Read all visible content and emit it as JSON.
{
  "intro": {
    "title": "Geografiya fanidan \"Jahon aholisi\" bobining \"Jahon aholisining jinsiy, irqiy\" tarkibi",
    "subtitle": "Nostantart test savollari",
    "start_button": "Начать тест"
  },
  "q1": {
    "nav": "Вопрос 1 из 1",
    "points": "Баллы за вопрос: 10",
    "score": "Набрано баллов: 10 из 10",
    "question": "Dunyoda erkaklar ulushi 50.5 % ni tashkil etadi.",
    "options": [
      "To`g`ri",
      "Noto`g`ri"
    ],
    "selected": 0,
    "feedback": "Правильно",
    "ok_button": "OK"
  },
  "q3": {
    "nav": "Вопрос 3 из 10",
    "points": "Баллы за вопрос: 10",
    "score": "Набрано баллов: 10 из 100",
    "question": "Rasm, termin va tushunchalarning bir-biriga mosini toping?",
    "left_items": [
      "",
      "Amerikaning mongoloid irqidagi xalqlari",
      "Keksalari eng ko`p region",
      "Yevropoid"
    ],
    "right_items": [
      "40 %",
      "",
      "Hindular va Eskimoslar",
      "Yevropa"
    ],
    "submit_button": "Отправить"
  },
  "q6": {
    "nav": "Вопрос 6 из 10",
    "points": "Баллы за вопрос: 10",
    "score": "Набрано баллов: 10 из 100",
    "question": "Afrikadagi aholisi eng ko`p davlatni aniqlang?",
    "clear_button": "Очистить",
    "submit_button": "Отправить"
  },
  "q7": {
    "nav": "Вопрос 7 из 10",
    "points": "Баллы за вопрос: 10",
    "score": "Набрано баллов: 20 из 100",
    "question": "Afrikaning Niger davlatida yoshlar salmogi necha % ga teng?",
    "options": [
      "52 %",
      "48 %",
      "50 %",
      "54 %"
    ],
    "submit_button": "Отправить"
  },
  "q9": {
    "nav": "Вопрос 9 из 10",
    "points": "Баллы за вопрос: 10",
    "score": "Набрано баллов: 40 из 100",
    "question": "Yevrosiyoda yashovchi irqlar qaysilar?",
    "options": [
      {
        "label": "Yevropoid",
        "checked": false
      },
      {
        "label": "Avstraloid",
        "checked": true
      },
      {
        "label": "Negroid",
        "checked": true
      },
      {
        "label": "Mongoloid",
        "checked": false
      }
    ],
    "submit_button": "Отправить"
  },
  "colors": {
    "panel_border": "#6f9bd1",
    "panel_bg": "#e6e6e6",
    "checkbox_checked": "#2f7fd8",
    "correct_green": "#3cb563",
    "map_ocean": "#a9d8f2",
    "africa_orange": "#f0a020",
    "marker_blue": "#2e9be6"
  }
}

■ **OBJECTIVE**:
Retype all of the data shown above, word for word.

■ **ANSWER BELOW**:
Read all visible content and emit it as JSON.
{
  "intro": {
    "title": "Geografiya fanidan \"Jahon aholisi\" bobining \"Jahon aholisining jinsiy, irqiy\" tarkibi",
    "subtitle": "Nostantart test savollari",
    "start_button": "Начать тест"
  },
  "q1": {
    "nav": "Вопрос 1 из 1",
    "points": "Баллы за вопрос: 10",
    "score": "Набрано баллов: 10 из 10",
    "question": "Dunyoda erkaklar ulushi 50.5 % ni tashkil etadi.",
    "options": [
      "To`g`ri",
      "Noto`g`ri"
    ],
    "selected": 0,
    "feedback": "Правильно",
    "ok_button": "OK"
  },
  "q3": {
    "nav": "Вопрос 3 из 10",
    "points": "Баллы за вопрос: 10",
    "score": "Набрано баллов: 10 из 100",
    "question": "Rasm, termin va tushunchalarning bir-biriga mosini toping?",
    "left_items": [
      "",
      "Amerikaning mongoloid irqidagi xalqlari",
      "Keksalari eng ko`p region",
      "Yevropoid"
    ],
    "right_items": [
      "40 %",
      "",
      "Hindular va Eskimoslar",
      "Yevropa"
    ],
    "submit_button": "Отправить"
  },
  "q6": {
    "nav": "Вопрос 6 из 10",
    "points": "Баллы за вопрос: 10",
    "score": "Набрано баллов: 10 из 100",
    "question": "Afrikadagi aholisi eng ko`p davlatni aniqlang?",
    "clear_button": "Очистить",
    "submit_button": "Отправить"
  },
  "q7": {
    "nav": "Вопрос 7 из 10",
    "points": "Баллы за вопрос: 10",
    "score": "Набрано баллов: 20 из 100",
    "question": "Afrikaning Niger davlatida yoshlar salmogi necha % ga teng?",
    "options": [
      "52 %",
      "48 %",
      "50 %",
      "54 %"
    ],
    "submit_button": "Отправить"
  },
  "q9": {
    "nav": "Вопрос 9 из 10",
    "points": "Баллы за вопрос: 10",
    "score": "Набрано баллов: 40 из 100",
    "question": "Yevrosiyoda yashovchi irqlar qaysilar?",
    "options": [
      {
        "label": "Yevropoid",
        "checked": false
      },
      {
        "label": "Avstraloid",
        "checked": true
      },
      {
        "label": "Negroid",
        "checked": true
      },
      {
        "label": "Mongoloid",
        "checked": false
      }
    ],
    "submit_button": "Отправить"
  },
  "colors": {
    "panel_border": "#6f9bd1",
    "panel_bg": "#e6e6e6",
    "checkbox_checked": "#2f7fd8",
    "correct_green": "#3cb563",
    "map_ocean": "#a9d8f2",
    "africa_orange": "#f0a020",
    "marker_blue": "#2e9be6"
  }
}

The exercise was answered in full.